[Problem] Reproduce all entries below verbatim. Skip the pictures.

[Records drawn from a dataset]
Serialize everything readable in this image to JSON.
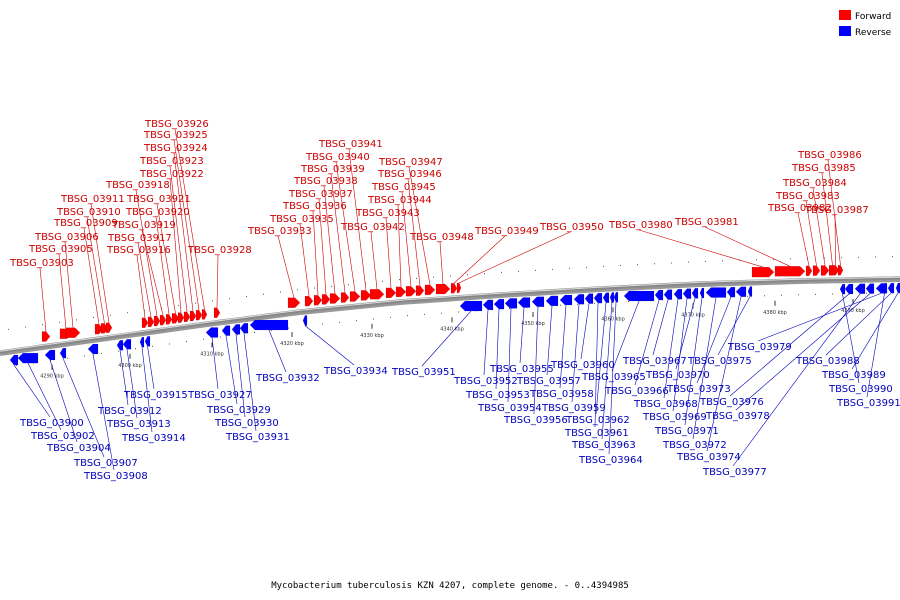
{
  "colors": {
    "forward": "#ff0000",
    "reverse": "#0000ff",
    "forward_text": "#cc0000",
    "reverse_text": "#0000bb",
    "backbone": "#888888"
  },
  "legend": {
    "forward": "Forward",
    "reverse": "Reverse"
  },
  "caption": "Mycobacterium tuberculosis KZN 4207, complete genome. - 0..4394985",
  "ticks": [
    "4290 kbp",
    "4300 kbp",
    "4310 kbp",
    "4320 kbp",
    "4330 kbp",
    "4340 kbp",
    "4350 kbp",
    "4360 kbp",
    "4370 kbp",
    "4380 kbp",
    "4390 kbp"
  ],
  "forward_genes": [
    "TBSG_03903",
    "TBSG_03905",
    "TBSG_03906",
    "TBSG_03909",
    "TBSG_03910",
    "TBSG_03911",
    "TBSG_03916",
    "TBSG_03917",
    "TBSG_03918",
    "TBSG_03919",
    "TBSG_03920",
    "TBSG_03921",
    "TBSG_03922",
    "TBSG_03923",
    "TBSG_03924",
    "TBSG_03925",
    "TBSG_03926",
    "TBSG_03928",
    "TBSG_03933",
    "TBSG_03935",
    "TBSG_03936",
    "TBSG_03937",
    "TBSG_03938",
    "TBSG_03939",
    "TBSG_03940",
    "TBSG_03941",
    "TBSG_03942",
    "TBSG_03943",
    "TBSG_03944",
    "TBSG_03945",
    "TBSG_03946",
    "TBSG_03947",
    "TBSG_03948",
    "TBSG_03949",
    "TBSG_03950",
    "TBSG_03980",
    "TBSG_03981",
    "TBSG_03982",
    "TBSG_03983",
    "TBSG_03984",
    "TBSG_03985",
    "TBSG_03986",
    "TBSG_03987"
  ],
  "reverse_genes": [
    "TBSG_03900",
    "TBSG_03902",
    "TBSG_03904",
    "TBSG_03907",
    "TBSG_03908",
    "TBSG_03912",
    "TBSG_03913",
    "TBSG_03914",
    "TBSG_03915",
    "TBSG_03927",
    "TBSG_03929",
    "TBSG_03930",
    "TBSG_03931",
    "TBSG_03932",
    "TBSG_03934",
    "TBSG_03951",
    "TBSG_03952",
    "TBSG_03953",
    "TBSG_03954",
    "TBSG_03955",
    "TBSG_03956",
    "TBSG_03957",
    "TBSG_03958",
    "TBSG_03959",
    "TBSG_03960",
    "TBSG_03961",
    "TBSG_03962",
    "TBSG_03963",
    "TBSG_03964",
    "TBSG_03965",
    "TBSG_03966",
    "TBSG_03967",
    "TBSG_03968",
    "TBSG_03969",
    "TBSG_03970",
    "TBSG_03971",
    "TBSG_03972",
    "TBSG_03973",
    "TBSG_03974",
    "TBSG_03975",
    "TBSG_03976",
    "TBSG_03977",
    "TBSG_03978",
    "TBSG_03979",
    "TBSG_03988",
    "TBSG_03989",
    "TBSG_03990",
    "TBSG_03991"
  ]
}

[Exercise output]
Serialize everything readable in this image to JSON.
{
  "colors": {
    "forward": "#ff0000",
    "reverse": "#0000ff",
    "forward_text": "#cc0000",
    "reverse_text": "#0000bb",
    "backbone": "#888888"
  },
  "legend": {
    "forward": "Forward",
    "reverse": "Reverse"
  },
  "caption": "Mycobacterium tuberculosis KZN 4207, complete genome. - 0..4394985",
  "ticks": [
    "4290 kbp",
    "4300 kbp",
    "4310 kbp",
    "4320 kbp",
    "4330 kbp",
    "4340 kbp",
    "4350 kbp",
    "4360 kbp",
    "4370 kbp",
    "4380 kbp",
    "4390 kbp"
  ],
  "forward_genes": [
    "TBSG_03903",
    "TBSG_03905",
    "TBSG_03906",
    "TBSG_03909",
    "TBSG_03910",
    "TBSG_03911",
    "TBSG_03916",
    "TBSG_03917",
    "TBSG_03918",
    "TBSG_03919",
    "TBSG_03920",
    "TBSG_03921",
    "TBSG_03922",
    "TBSG_03923",
    "TBSG_03924",
    "TBSG_03925",
    "TBSG_03926",
    "TBSG_03928",
    "TBSG_03933",
    "TBSG_03935",
    "TBSG_03936",
    "TBSG_03937",
    "TBSG_03938",
    "TBSG_03939",
    "TBSG_03940",
    "TBSG_03941",
    "TBSG_03942",
    "TBSG_03943",
    "TBSG_03944",
    "TBSG_03945",
    "TBSG_03946",
    "TBSG_03947",
    "TBSG_03948",
    "TBSG_03949",
    "TBSG_03950",
    "TBSG_03980",
    "TBSG_03981",
    "TBSG_03982",
    "TBSG_03983",
    "TBSG_03984",
    "TBSG_03985",
    "TBSG_03986",
    "TBSG_03987"
  ],
  "reverse_genes": [
    "TBSG_03900",
    "TBSG_03902",
    "TBSG_03904",
    "TBSG_03907",
    "TBSG_03908",
    "TBSG_03912",
    "TBSG_03913",
    "TBSG_03914",
    "TBSG_03915",
    "TBSG_03927",
    "TBSG_03929",
    "TBSG_03930",
    "TBSG_03931",
    "TBSG_03932",
    "TBSG_03934",
    "TBSG_03951",
    "TBSG_03952",
    "TBSG_03953",
    "TBSG_03954",
    "TBSG_03955",
    "TBSG_03956",
    "TBSG_03957",
    "TBSG_03958",
    "TBSG_03959",
    "TBSG_03960",
    "TBSG_03961",
    "TBSG_03962",
    "TBSG_03963",
    "TBSG_03964",
    "TBSG_03965",
    "TBSG_03966",
    "TBSG_03967",
    "TBSG_03968",
    "TBSG_03969",
    "TBSG_03970",
    "TBSG_03971",
    "TBSG_03972",
    "TBSG_03973",
    "TBSG_03974",
    "TBSG_03975",
    "TBSG_03976",
    "TBSG_03977",
    "TBSG_03978",
    "TBSG_03979",
    "TBSG_03988",
    "TBSG_03989",
    "TBSG_03990",
    "TBSG_03991"
  ]
}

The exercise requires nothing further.